## Your instructions
Return the entries below in their exact form, leaving the pictures out.

>> BEGIN Listed entries

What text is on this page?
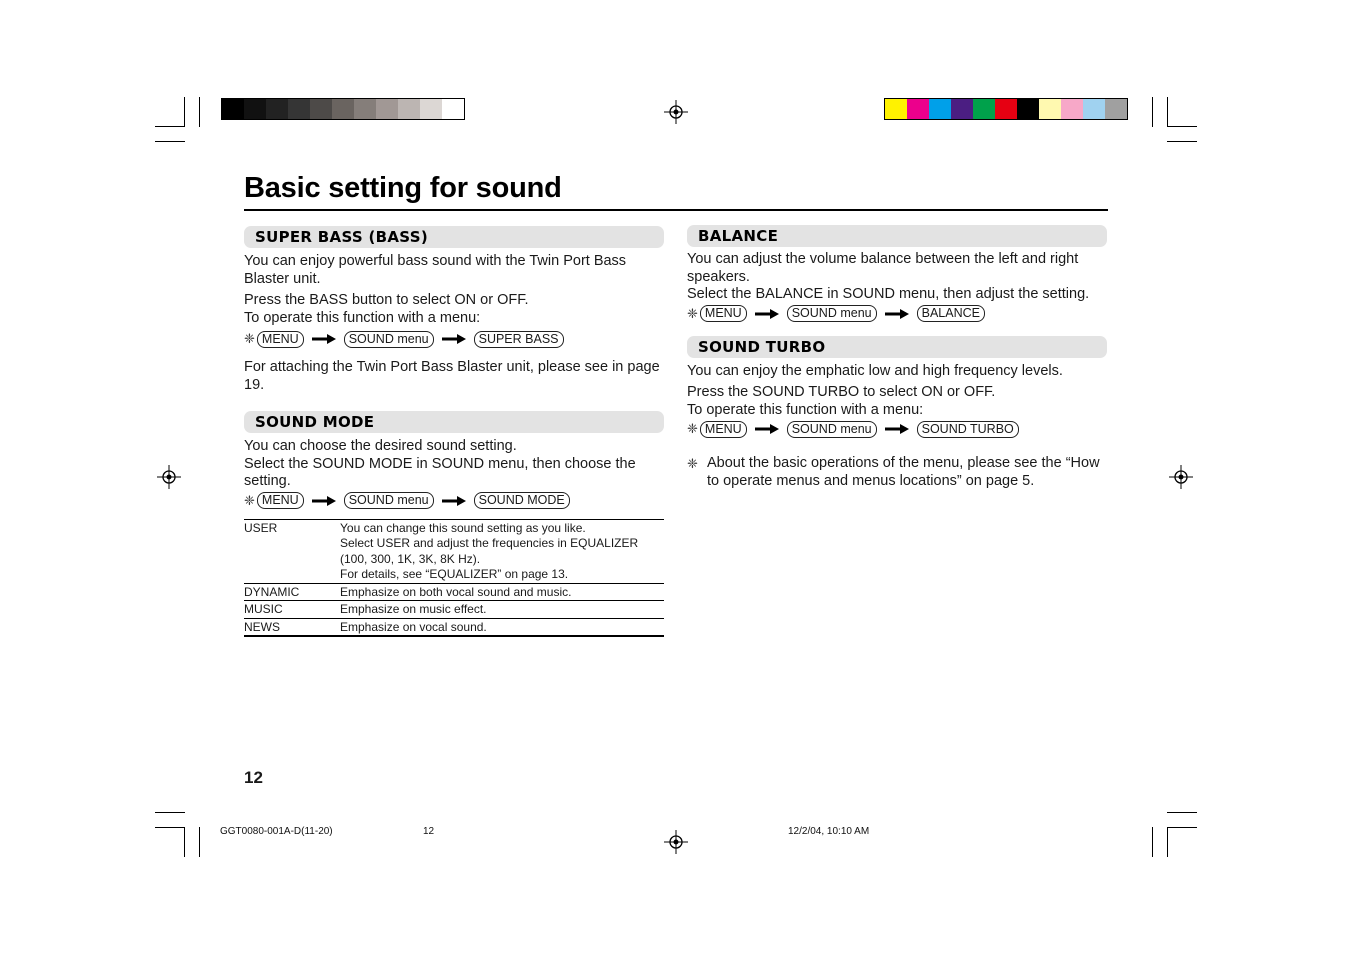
Basic setting for sound
SUPER BASS (BASS)

You can enjoy powerful bass sound with the Twin Port Bass Blaster unit.

Press the BASS button to select ON or OFF.

To operate this function with a menu:

❈ MENU	SOUND menu	SUPER BASS

For attaching the Twin Port Bass Blaster unit, please see in page 19.

SOUND MODE

You can choose the desired sound setting.

Select the SOUND MODE in SOUND menu, then choose the setting.

❈ MENU	SOUND menu	SOUND MODE
USER	You can change this sound setting as you like.
Select USER and adjust the frequencies in EQUALIZER (100, 300, 1K, 3K, 8K Hz).
For details, see “EQUALIZER” on page 13.

DYNAMIC	Emphasize on both vocal sound and music.

MUSIC	Emphasize on music effect.

NEWS	Emphasize on vocal sound.
BALANCE

You can adjust the volume balance between the left and right speakers.

Select the BALANCE in SOUND menu, then adjust the setting.

❈ MENU	SOUND menu	BALANCE
SOUND TURBO

You can enjoy the emphatic low and high frequency levels.

Press the SOUND TURBO to select ON or OFF.

To operate this function with a menu:

❈ MENU	SOUND menu	SOUND TURBO
❈ About the basic operations of the menu, please see the “How to operate menus and menus locations” on page 5.

12
GGT0080-001A-D(11-20)	12	12/2/04, 10:10 AM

>> END Listed entries

## Result
What text is on this page?
Basic setting for sound
SUPER BASS (BASS)

You can enjoy powerful bass sound with the Twin Port Bass Blaster unit.

Press the BASS button to select ON or OFF.

To operate this function with a menu:

❈ MENU	SOUND menu	SUPER BASS

For attaching the Twin Port Bass Blaster unit, please see in page 19.

SOUND MODE

You can choose the desired sound setting.

Select the SOUND MODE in SOUND menu, then choose the setting.

❈ MENU	SOUND menu	SOUND MODE
USER	You can change this sound setting as you like.
Select USER and adjust the frequencies in EQUALIZER (100, 300, 1K, 3K, 8K Hz).
For details, see “EQUALIZER” on page 13.

DYNAMIC	Emphasize on both vocal sound and music.

MUSIC	Emphasize on music effect.

NEWS	Emphasize on vocal sound.
BALANCE

You can adjust the volume balance between the left and right speakers.

Select the BALANCE in SOUND menu, then adjust the setting.

❈ MENU	SOUND menu	BALANCE
SOUND TURBO

You can enjoy the emphatic low and high frequency levels.

Press the SOUND TURBO to select ON or OFF.

To operate this function with a menu:

❈ MENU	SOUND menu	SOUND TURBO
❈ About the basic operations of the menu, please see the “How to operate menus and menus locations” on page 5.

12
GGT0080-001A-D(11-20)	12	12/2/04, 10:10 AM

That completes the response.